→ **Exercise prompt**
Go over the listing below line by line and tally those containing "source". Give only the tally.

→ **Information given**

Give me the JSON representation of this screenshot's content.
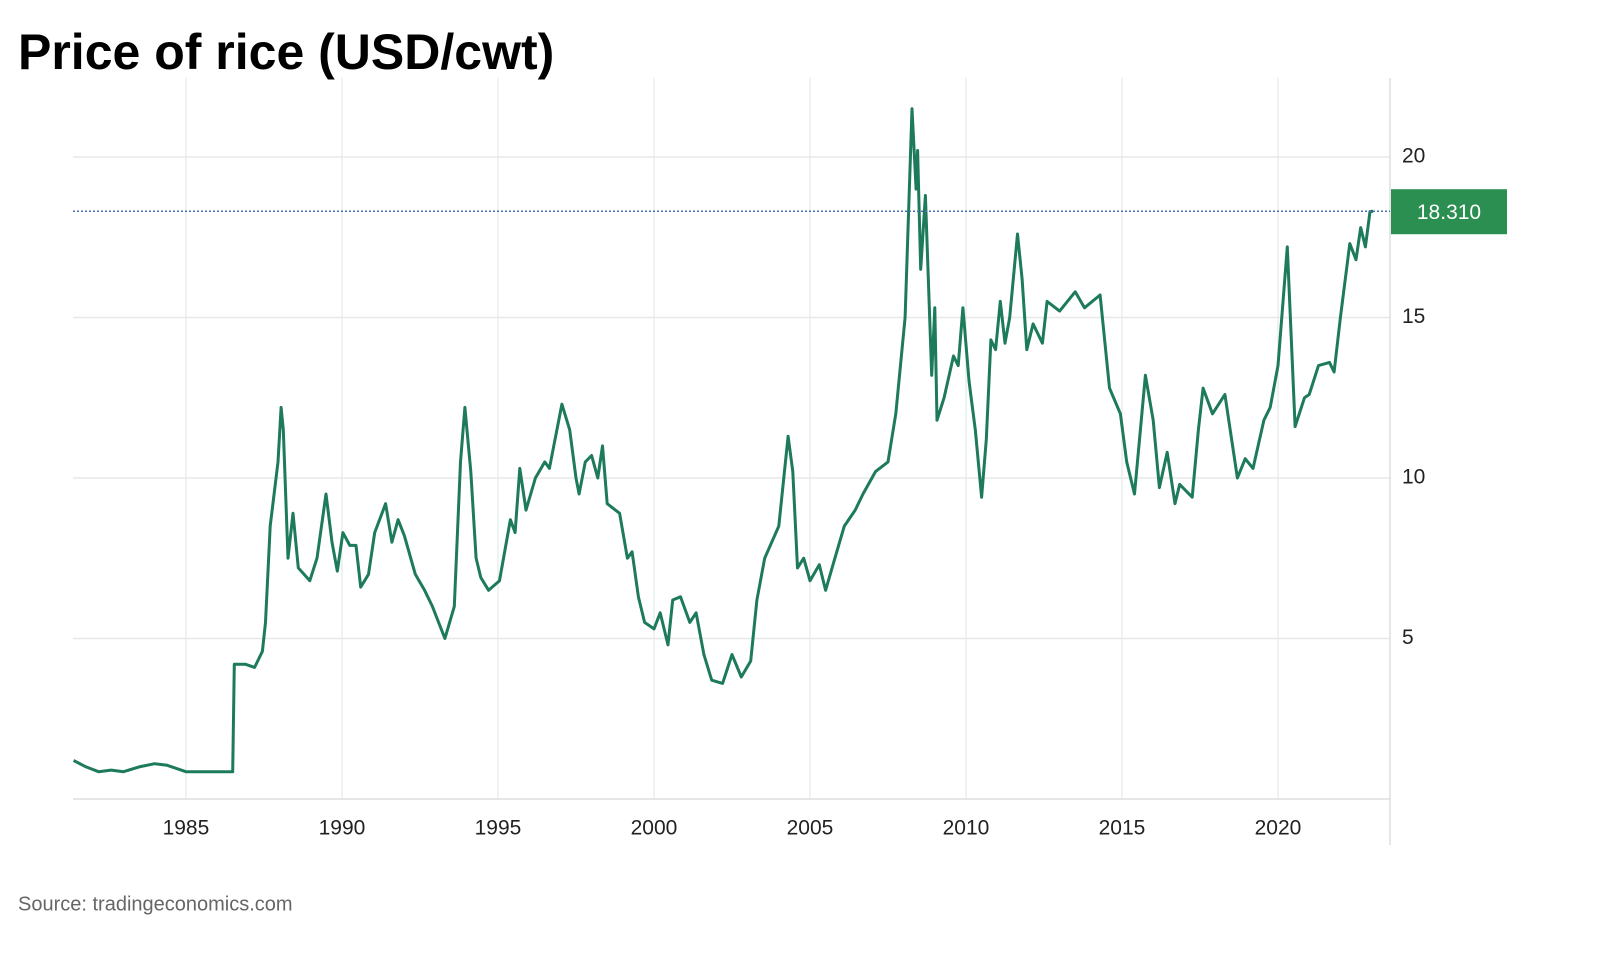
{
  "chart_data": {
    "type": "line",
    "title": "Price of rice (USD/cwt)",
    "source": "Source: tradingeconomics.com",
    "x": [
      1981.4,
      1981.8,
      1982.2,
      1982.6,
      1983.0,
      1983.5,
      1984.0,
      1984.4,
      1985.0,
      1986.5,
      1986.55,
      1986.9,
      1987.2,
      1987.45,
      1987.55,
      1987.7,
      1987.95,
      1988.05,
      1988.12,
      1988.27,
      1988.43,
      1988.6,
      1988.97,
      1989.2,
      1989.49,
      1989.68,
      1989.85,
      1990.03,
      1990.25,
      1990.45,
      1990.6,
      1990.85,
      1991.05,
      1991.4,
      1991.6,
      1991.8,
      1992.0,
      1992.35,
      1992.65,
      1992.9,
      1993.3,
      1993.6,
      1993.8,
      1993.94,
      1994.13,
      1994.3,
      1994.45,
      1994.7,
      1995.05,
      1995.4,
      1995.55,
      1995.7,
      1995.9,
      1996.2,
      1996.5,
      1996.65,
      1997.05,
      1997.3,
      1997.5,
      1997.6,
      1997.8,
      1998.0,
      1998.2,
      1998.35,
      1998.5,
      1998.9,
      1999.15,
      1999.3,
      1999.5,
      1999.7,
      2000.0,
      2000.2,
      2000.45,
      2000.6,
      2000.85,
      2001.15,
      2001.35,
      2001.6,
      2001.85,
      2002.2,
      2002.5,
      2002.8,
      2003.1,
      2003.3,
      2003.55,
      2004.0,
      2004.3,
      2004.45,
      2004.6,
      2004.8,
      2005.0,
      2005.3,
      2005.5,
      2005.8,
      2006.1,
      2006.45,
      2006.7,
      2007.1,
      2007.5,
      2007.75,
      2008.05,
      2008.27,
      2008.4,
      2008.45,
      2008.55,
      2008.7,
      2008.9,
      2009.0,
      2009.07,
      2009.3,
      2009.6,
      2009.75,
      2009.9,
      2010.1,
      2010.3,
      2010.5,
      2010.65,
      2010.8,
      2010.95,
      2011.1,
      2011.25,
      2011.4,
      2011.65,
      2011.8,
      2011.95,
      2012.15,
      2012.45,
      2012.6,
      2013.0,
      2013.5,
      2013.8,
      2014.3,
      2014.6,
      2014.95,
      2015.15,
      2015.4,
      2015.75,
      2016.0,
      2016.2,
      2016.45,
      2016.7,
      2016.85,
      2017.25,
      2017.45,
      2017.6,
      2017.9,
      2018.3,
      2018.7,
      2018.95,
      2019.2,
      2019.55,
      2019.75,
      2020.0,
      2020.3,
      2020.55,
      2020.85,
      2021.0,
      2021.3,
      2021.65,
      2021.8,
      2022.0,
      2022.3,
      2022.5,
      2022.65,
      2022.8,
      2022.95,
      2023.05
    ],
    "series": [
      {
        "color": "#1d7a5a",
        "values": [
          1.2,
          1.0,
          0.85,
          0.9,
          0.85,
          1.0,
          1.1,
          1.05,
          0.85,
          0.85,
          4.2,
          4.2,
          4.1,
          4.6,
          5.5,
          8.5,
          10.5,
          12.2,
          11.5,
          7.5,
          8.9,
          7.2,
          6.8,
          7.5,
          9.5,
          8.0,
          7.1,
          8.3,
          7.9,
          7.9,
          6.6,
          7.0,
          8.3,
          9.2,
          8.0,
          8.7,
          8.2,
          7.0,
          6.5,
          6.0,
          5.0,
          6.0,
          10.5,
          12.2,
          10.2,
          7.5,
          6.9,
          6.5,
          6.8,
          8.7,
          8.3,
          10.3,
          9.0,
          10.0,
          10.5,
          10.3,
          12.3,
          11.5,
          10.0,
          9.5,
          10.5,
          10.7,
          10.0,
          11.0,
          9.2,
          8.9,
          7.5,
          7.7,
          6.3,
          5.5,
          5.3,
          5.8,
          4.8,
          6.2,
          6.3,
          5.5,
          5.8,
          4.5,
          3.7,
          3.6,
          4.5,
          3.8,
          4.3,
          6.2,
          7.5,
          8.5,
          11.3,
          10.2,
          7.2,
          7.5,
          6.8,
          7.3,
          6.5,
          7.5,
          8.5,
          9.0,
          9.5,
          10.2,
          10.5,
          12.0,
          15.0,
          21.5,
          19.0,
          20.2,
          16.5,
          18.8,
          13.2,
          15.3,
          11.8,
          12.5,
          13.8,
          13.5,
          15.3,
          13.0,
          11.5,
          9.4,
          11.2,
          14.3,
          14.0,
          15.5,
          14.2,
          15.0,
          17.6,
          16.2,
          14.0,
          14.8,
          14.2,
          15.5,
          15.2,
          15.8,
          15.3,
          15.7,
          12.8,
          12.0,
          10.5,
          9.5,
          13.2,
          11.8,
          9.7,
          10.8,
          9.2,
          9.8,
          9.4,
          11.5,
          12.8,
          12.0,
          12.6,
          10.0,
          10.6,
          10.3,
          11.8,
          12.2,
          13.5,
          17.2,
          11.6,
          12.5,
          12.6,
          13.5,
          13.6,
          13.3,
          15.0,
          17.3,
          16.8,
          17.8,
          17.2,
          18.3,
          18.31
        ]
      }
    ],
    "xlim": [
      1981.38,
      2023.59
    ],
    "xticks": [
      1985,
      1990,
      1995,
      2000,
      2005,
      2010,
      2015,
      2020
    ],
    "ylim": [
      0,
      22.46
    ],
    "yticks": [
      5,
      10,
      15,
      20
    ],
    "grid": true,
    "last_value": {
      "value": 18.31,
      "label": "18.310"
    },
    "last_value_color": "#2a8f50"
  }
}
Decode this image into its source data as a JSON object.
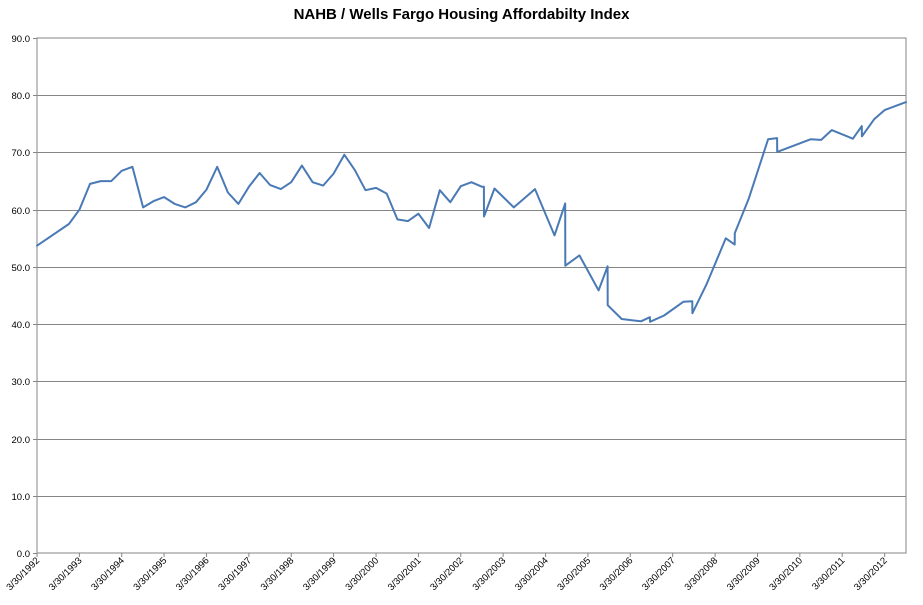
{
  "chart_data": {
    "type": "line",
    "title": "NAHB / Wells Fargo Housing Affordabilty Index",
    "xlabel": "",
    "ylabel": "",
    "ylim": [
      0,
      90
    ],
    "yticks": [
      "0.0",
      "10.0",
      "20.0",
      "30.0",
      "40.0",
      "50.0",
      "60.0",
      "70.0",
      "80.0",
      "90.0"
    ],
    "yticks_values": [
      0,
      10,
      20,
      30,
      40,
      50,
      60,
      70,
      80,
      90
    ],
    "xlim": [
      "1992-03-30",
      "2012-09-30"
    ],
    "xticks": [
      "3/30/1992",
      "3/30/1993",
      "3/30/1994",
      "3/30/1995",
      "3/30/1996",
      "3/30/1997",
      "3/30/1998",
      "3/30/1999",
      "3/30/2000",
      "3/30/2001",
      "3/30/2002",
      "3/30/2003",
      "3/30/2004",
      "3/30/2005",
      "3/30/2006",
      "3/30/2007",
      "3/30/2008",
      "3/30/2009",
      "3/30/2010",
      "3/30/2011",
      "3/30/2012"
    ],
    "xticks_values": [
      "1992-03-30",
      "1993-03-30",
      "1994-03-30",
      "1995-03-30",
      "1996-03-30",
      "1997-03-30",
      "1998-03-30",
      "1999-03-30",
      "2000-03-30",
      "2001-03-30",
      "2002-03-30",
      "2003-03-30",
      "2004-03-30",
      "2005-03-30",
      "2006-03-30",
      "2007-03-30",
      "2008-03-30",
      "2009-03-30",
      "2010-03-30",
      "2011-03-30",
      "2012-03-30"
    ],
    "grid": true,
    "line_color": "#4a7ab5",
    "series": [
      {
        "x": [
          "1992-03-30",
          "1992-12-30",
          "1993-03-30",
          "1993-06-30",
          "1993-09-30",
          "1993-12-30",
          "1994-03-30",
          "1994-06-30",
          "1994-09-30",
          "1994-12-30",
          "1995-03-30",
          "1995-06-30",
          "1995-09-30",
          "1995-12-30",
          "1996-03-30",
          "1996-06-30",
          "1996-09-30",
          "1996-12-30",
          "1997-03-30",
          "1997-06-30",
          "1997-09-30",
          "1997-12-30",
          "1998-03-30",
          "1998-06-30",
          "1998-09-30",
          "1998-12-30",
          "1999-03-30",
          "1999-06-30",
          "1999-09-30",
          "1999-12-30",
          "2000-03-30",
          "2000-06-30",
          "2000-09-30",
          "2000-12-30",
          "2001-03-30",
          "2001-06-30",
          "2001-09-30",
          "2001-12-30",
          "2002-03-30",
          "2002-06-30",
          "2002-09-30",
          "2002-10-15",
          "2002-10-16",
          "2003-01-15",
          "2003-06-30",
          "2003-12-30",
          "2004-06-15",
          "2004-09-15",
          "2004-09-16",
          "2005-01-15",
          "2005-06-30",
          "2005-09-15",
          "2005-09-16",
          "2006-01-15",
          "2006-06-30",
          "2006-09-15",
          "2006-09-16",
          "2007-01-15",
          "2007-06-30",
          "2007-09-15",
          "2007-09-16",
          "2008-01-15",
          "2008-06-30",
          "2008-09-15",
          "2008-09-16",
          "2009-01-15",
          "2009-06-30",
          "2009-09-15",
          "2009-09-16",
          "2010-06-30",
          "2010-09-30",
          "2010-12-30",
          "2011-06-30",
          "2011-09-15",
          "2011-09-16",
          "2011-12-30",
          "2012-03-30",
          "2012-09-30"
        ],
        "y": [
          53.7,
          57.5,
          60.0,
          64.5,
          65.0,
          65.0,
          66.8,
          67.5,
          60.4,
          61.5,
          62.2,
          61.0,
          60.4,
          61.3,
          63.5,
          67.5,
          63.0,
          61.0,
          64.0,
          66.4,
          64.3,
          63.6,
          64.8,
          67.7,
          64.8,
          64.2,
          66.3,
          69.6,
          66.9,
          63.4,
          63.8,
          62.8,
          58.3,
          58.0,
          59.3,
          56.8,
          63.4,
          61.3,
          64.1,
          64.8,
          64.0,
          64.0,
          58.8,
          63.7,
          60.4,
          63.6,
          55.5,
          61.1,
          50.2,
          52.0,
          45.9,
          50.1,
          43.3,
          40.9,
          40.5,
          41.2,
          40.4,
          41.5,
          43.9,
          44.0,
          41.9,
          46.9,
          55.0,
          53.9,
          55.9,
          62.0,
          72.3,
          72.5,
          70.1,
          72.3,
          72.2,
          73.9,
          72.4,
          74.6,
          72.8,
          75.8,
          77.4,
          78.8
        ]
      }
    ]
  }
}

→ **Solved exercise**
2